═════ EXTRACTED DATA ═════
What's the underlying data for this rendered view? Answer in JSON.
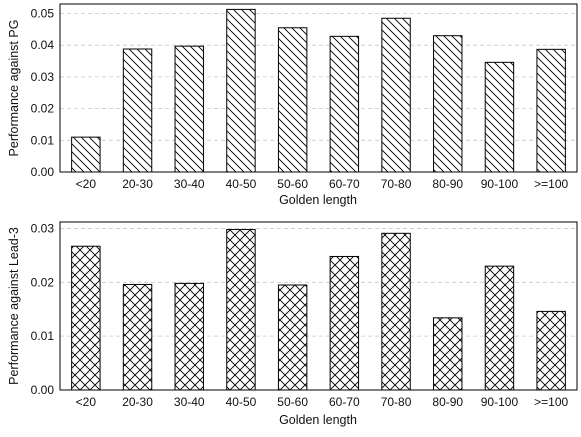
{
  "chart_data": [
    {
      "type": "bar",
      "categories": [
        "<20",
        "20-30",
        "30-40",
        "40-50",
        "50-60",
        "60-70",
        "70-80",
        "80-90",
        "90-100",
        ">=100"
      ],
      "values": [
        0.011,
        0.0388,
        0.0397,
        0.0513,
        0.0455,
        0.0428,
        0.0485,
        0.043,
        0.0346,
        0.0387
      ],
      "xlabel": "Golden length",
      "ylabel": "Performance against PG",
      "ylim": [
        0,
        0.053
      ],
      "yticks": [
        "0.00",
        "0.01",
        "0.02",
        "0.03",
        "0.04",
        "0.05"
      ],
      "grid": "horizontal dashed",
      "hatch": "diagonal",
      "bar_fill": "#ffffff",
      "bar_edge": "#000000"
    },
    {
      "type": "bar",
      "categories": [
        "<20",
        "20-30",
        "30-40",
        "40-50",
        "50-60",
        "60-70",
        "70-80",
        "80-90",
        "90-100",
        ">=100"
      ],
      "values": [
        0.0267,
        0.0196,
        0.0198,
        0.0298,
        0.0195,
        0.0248,
        0.0291,
        0.0134,
        0.023,
        0.0146
      ],
      "xlabel": "Golden length",
      "ylabel": "Performance against Lead-3",
      "ylim": [
        0,
        0.0312
      ],
      "yticks": [
        "0.00",
        "0.01",
        "0.02",
        "0.03"
      ],
      "grid": "horizontal dashed",
      "hatch": "crosshatch",
      "bar_fill": "#ffffff",
      "bar_edge": "#000000"
    }
  ]
}
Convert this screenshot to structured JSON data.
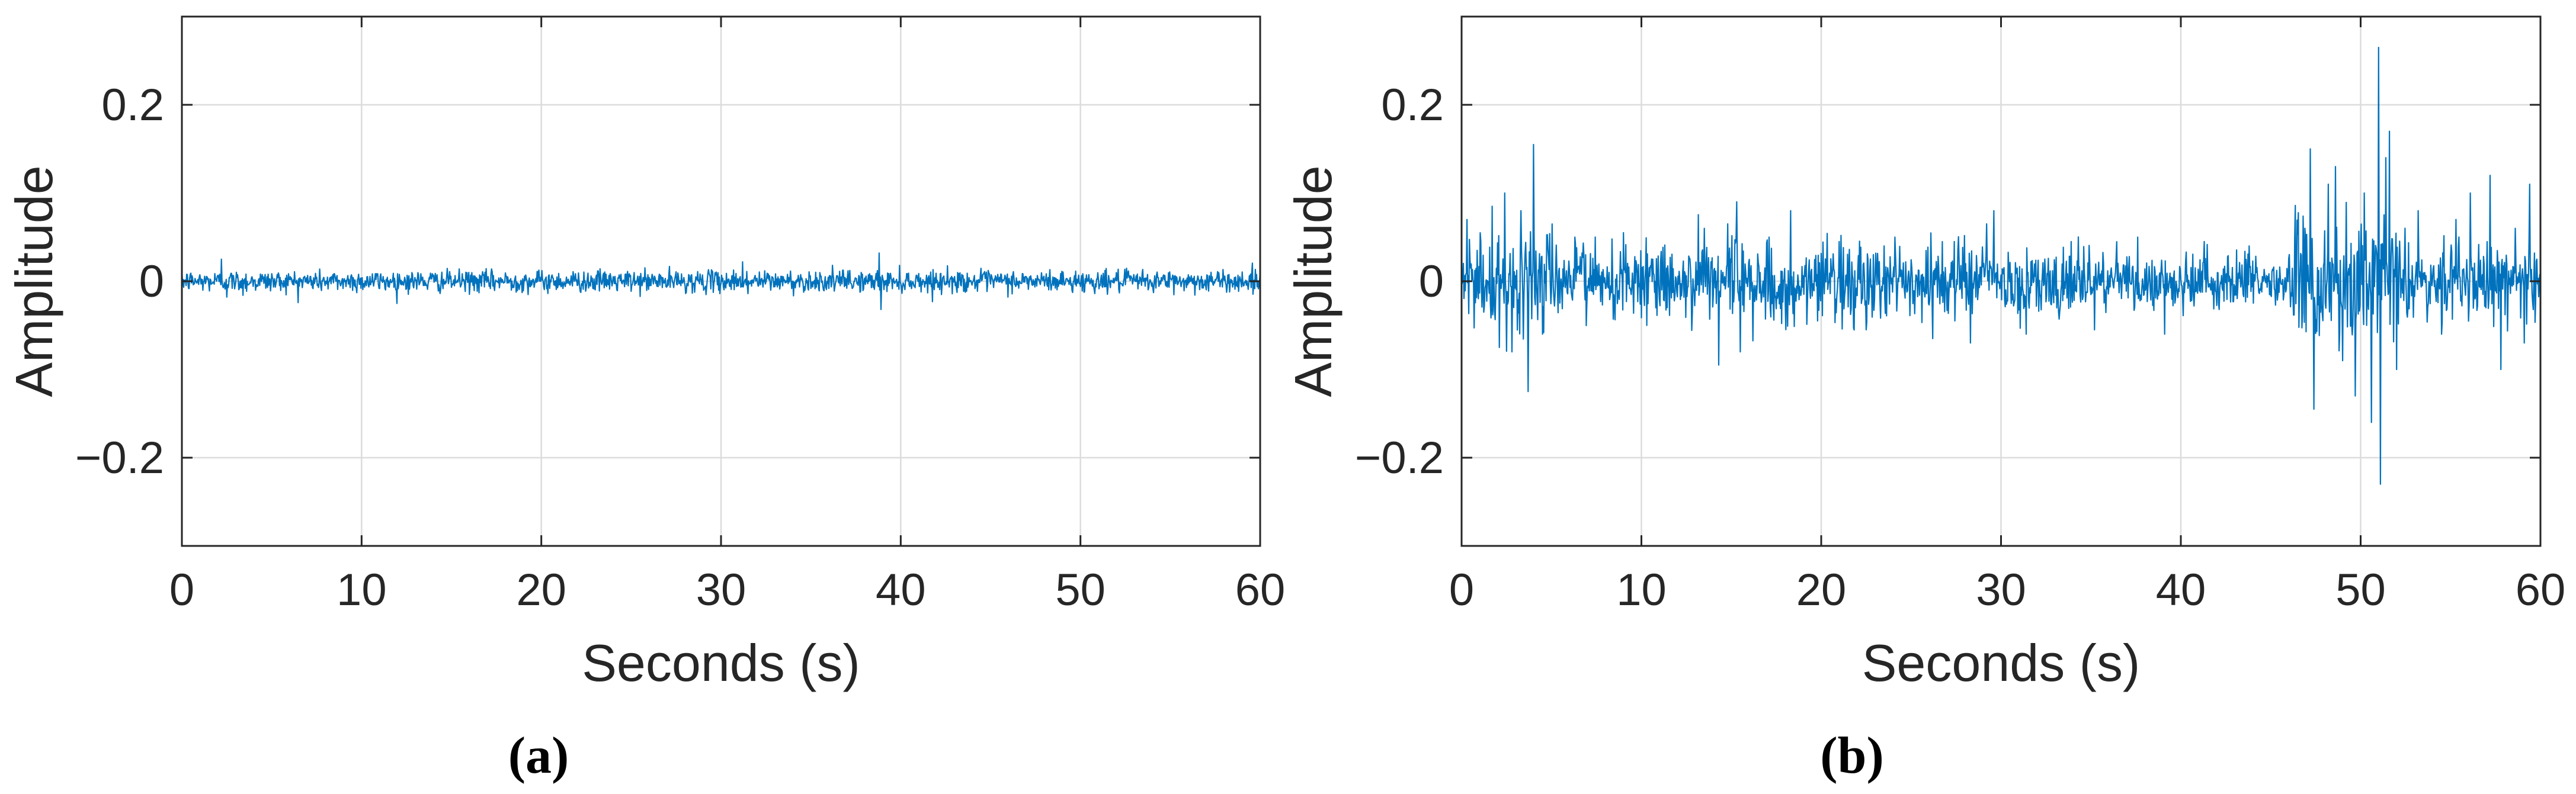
═════
REQUEST → All records above are to be printed exactly, minus the pictures they contain.

RIGHT ANSWER →
What's the underlying data for this rendered view? Answer in JSON.
{
  "chart_data": [
    {
      "type": "bar",
      "categories": [
        "<20",
        "20-30",
        "30-40",
        "40-50",
        "50-60",
        "60-70",
        "70-80",
        "80-90",
        "90-100",
        ">=100"
      ],
      "values": [
        0.011,
        0.0388,
        0.0397,
        0.0513,
        0.0455,
        0.0428,
        0.0485,
        0.043,
        0.0346,
        0.0387
      ],
      "xlabel": "Golden length",
      "ylabel": "Performance against PG",
      "ylim": [
        0,
        0.053
      ],
      "yticks": [
        "0.00",
        "0.01",
        "0.02",
        "0.03",
        "0.04",
        "0.05"
      ],
      "grid": "horizontal dashed",
      "hatch": "diagonal",
      "bar_fill": "#ffffff",
      "bar_edge": "#000000"
    },
    {
      "type": "bar",
      "categories": [
        "<20",
        "20-30",
        "30-40",
        "40-50",
        "50-60",
        "60-70",
        "70-80",
        "80-90",
        "90-100",
        ">=100"
      ],
      "values": [
        0.0267,
        0.0196,
        0.0198,
        0.0298,
        0.0195,
        0.0248,
        0.0291,
        0.0134,
        0.023,
        0.0146
      ],
      "xlabel": "Golden length",
      "ylabel": "Performance against Lead-3",
      "ylim": [
        0,
        0.0312
      ],
      "yticks": [
        "0.00",
        "0.01",
        "0.02",
        "0.03"
      ],
      "grid": "horizontal dashed",
      "hatch": "crosshatch",
      "bar_fill": "#ffffff",
      "bar_edge": "#000000"
    }
  ]
}
Convert this screenshot to structured JSON data.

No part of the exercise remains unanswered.